EXERCISE PROMPT: Render the following material again verbatim, leaving nothing out.
_ _ _
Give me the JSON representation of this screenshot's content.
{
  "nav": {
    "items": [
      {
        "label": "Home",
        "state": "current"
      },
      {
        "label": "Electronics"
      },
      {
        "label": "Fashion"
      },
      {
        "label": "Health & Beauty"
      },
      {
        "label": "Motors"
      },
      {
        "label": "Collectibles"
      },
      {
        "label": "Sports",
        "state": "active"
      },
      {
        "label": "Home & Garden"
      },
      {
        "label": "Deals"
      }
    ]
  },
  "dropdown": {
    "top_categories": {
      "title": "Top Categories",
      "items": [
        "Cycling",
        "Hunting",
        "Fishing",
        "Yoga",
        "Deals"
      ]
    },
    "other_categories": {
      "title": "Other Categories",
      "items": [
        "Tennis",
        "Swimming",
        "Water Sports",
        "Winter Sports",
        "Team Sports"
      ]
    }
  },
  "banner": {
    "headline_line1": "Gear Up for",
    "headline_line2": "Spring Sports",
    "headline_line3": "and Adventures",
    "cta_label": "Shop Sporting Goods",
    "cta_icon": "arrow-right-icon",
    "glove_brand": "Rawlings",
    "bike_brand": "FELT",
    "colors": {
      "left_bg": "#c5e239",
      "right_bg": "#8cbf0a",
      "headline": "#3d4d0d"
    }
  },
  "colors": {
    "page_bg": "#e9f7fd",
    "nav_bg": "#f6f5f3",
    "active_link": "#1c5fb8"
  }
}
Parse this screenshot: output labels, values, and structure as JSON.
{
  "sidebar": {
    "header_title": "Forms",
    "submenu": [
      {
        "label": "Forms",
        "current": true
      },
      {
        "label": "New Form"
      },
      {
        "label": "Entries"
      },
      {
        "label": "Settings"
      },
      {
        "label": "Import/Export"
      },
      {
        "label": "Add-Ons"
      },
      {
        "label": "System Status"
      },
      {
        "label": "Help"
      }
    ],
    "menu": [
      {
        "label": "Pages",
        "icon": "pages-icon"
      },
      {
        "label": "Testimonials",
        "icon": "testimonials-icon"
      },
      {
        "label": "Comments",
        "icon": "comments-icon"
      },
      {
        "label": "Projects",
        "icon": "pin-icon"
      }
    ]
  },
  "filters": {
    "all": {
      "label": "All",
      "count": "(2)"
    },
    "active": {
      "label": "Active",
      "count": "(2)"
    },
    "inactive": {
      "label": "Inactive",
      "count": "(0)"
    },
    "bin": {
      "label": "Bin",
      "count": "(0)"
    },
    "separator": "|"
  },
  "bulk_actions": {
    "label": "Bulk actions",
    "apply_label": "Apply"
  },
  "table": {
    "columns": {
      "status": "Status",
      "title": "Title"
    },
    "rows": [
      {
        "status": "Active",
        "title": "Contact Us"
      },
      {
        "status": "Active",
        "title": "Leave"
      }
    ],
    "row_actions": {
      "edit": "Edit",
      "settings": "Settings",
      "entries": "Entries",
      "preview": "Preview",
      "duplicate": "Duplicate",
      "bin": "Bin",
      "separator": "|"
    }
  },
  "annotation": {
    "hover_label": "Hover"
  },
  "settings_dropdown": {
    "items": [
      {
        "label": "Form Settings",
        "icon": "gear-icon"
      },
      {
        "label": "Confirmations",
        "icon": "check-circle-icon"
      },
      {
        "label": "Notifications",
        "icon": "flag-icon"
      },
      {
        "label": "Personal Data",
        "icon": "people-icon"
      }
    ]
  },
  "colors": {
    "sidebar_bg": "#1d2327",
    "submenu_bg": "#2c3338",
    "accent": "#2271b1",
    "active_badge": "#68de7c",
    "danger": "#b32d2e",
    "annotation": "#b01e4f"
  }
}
_ _ _
ANSWER:
Give me the JSON representation of this screenshot's content.
{
  "nav": {
    "items": [
      {
        "label": "Home",
        "state": "current"
      },
      {
        "label": "Electronics"
      },
      {
        "label": "Fashion"
      },
      {
        "label": "Health & Beauty"
      },
      {
        "label": "Motors"
      },
      {
        "label": "Collectibles"
      },
      {
        "label": "Sports",
        "state": "active"
      },
      {
        "label": "Home & Garden"
      },
      {
        "label": "Deals"
      }
    ]
  },
  "dropdown": {
    "top_categories": {
      "title": "Top Categories",
      "items": [
        "Cycling",
        "Hunting",
        "Fishing",
        "Yoga",
        "Deals"
      ]
    },
    "other_categories": {
      "title": "Other Categories",
      "items": [
        "Tennis",
        "Swimming",
        "Water Sports",
        "Winter Sports",
        "Team Sports"
      ]
    }
  },
  "banner": {
    "headline_line1": "Gear Up for",
    "headline_line2": "Spring Sports",
    "headline_line3": "and Adventures",
    "cta_label": "Shop Sporting Goods",
    "cta_icon": "arrow-right-icon",
    "glove_brand": "Rawlings",
    "bike_brand": "FELT",
    "colors": {
      "left_bg": "#c5e239",
      "right_bg": "#8cbf0a",
      "headline": "#3d4d0d"
    }
  },
  "colors": {
    "page_bg": "#e9f7fd",
    "nav_bg": "#f6f5f3",
    "active_link": "#1c5fb8"
  }
}
Parse this screenshot: output labels, values, and structure as JSON.
{
  "sidebar": {
    "header_title": "Forms",
    "submenu": [
      {
        "label": "Forms",
        "current": true
      },
      {
        "label": "New Form"
      },
      {
        "label": "Entries"
      },
      {
        "label": "Settings"
      },
      {
        "label": "Import/Export"
      },
      {
        "label": "Add-Ons"
      },
      {
        "label": "System Status"
      },
      {
        "label": "Help"
      }
    ],
    "menu": [
      {
        "label": "Pages",
        "icon": "pages-icon"
      },
      {
        "label": "Testimonials",
        "icon": "testimonials-icon"
      },
      {
        "label": "Comments",
        "icon": "comments-icon"
      },
      {
        "label": "Projects",
        "icon": "pin-icon"
      }
    ]
  },
  "filters": {
    "all": {
      "label": "All",
      "count": "(2)"
    },
    "active": {
      "label": "Active",
      "count": "(2)"
    },
    "inactive": {
      "label": "Inactive",
      "count": "(0)"
    },
    "bin": {
      "label": "Bin",
      "count": "(0)"
    },
    "separator": "|"
  },
  "bulk_actions": {
    "label": "Bulk actions",
    "apply_label": "Apply"
  },
  "table": {
    "columns": {
      "status": "Status",
      "title": "Title"
    },
    "rows": [
      {
        "status": "Active",
        "title": "Contact Us"
      },
      {
        "status": "Active",
        "title": "Leave"
      }
    ],
    "row_actions": {
      "edit": "Edit",
      "settings": "Settings",
      "entries": "Entries",
      "preview": "Preview",
      "duplicate": "Duplicate",
      "bin": "Bin",
      "separator": "|"
    }
  },
  "annotation": {
    "hover_label": "Hover"
  },
  "settings_dropdown": {
    "items": [
      {
        "label": "Form Settings",
        "icon": "gear-icon"
      },
      {
        "label": "Confirmations",
        "icon": "check-circle-icon"
      },
      {
        "label": "Notifications",
        "icon": "flag-icon"
      },
      {
        "label": "Personal Data",
        "icon": "people-icon"
      }
    ]
  },
  "colors": {
    "sidebar_bg": "#1d2327",
    "submenu_bg": "#2c3338",
    "accent": "#2271b1",
    "active_badge": "#68de7c",
    "danger": "#b32d2e",
    "annotation": "#b01e4f"
  }
}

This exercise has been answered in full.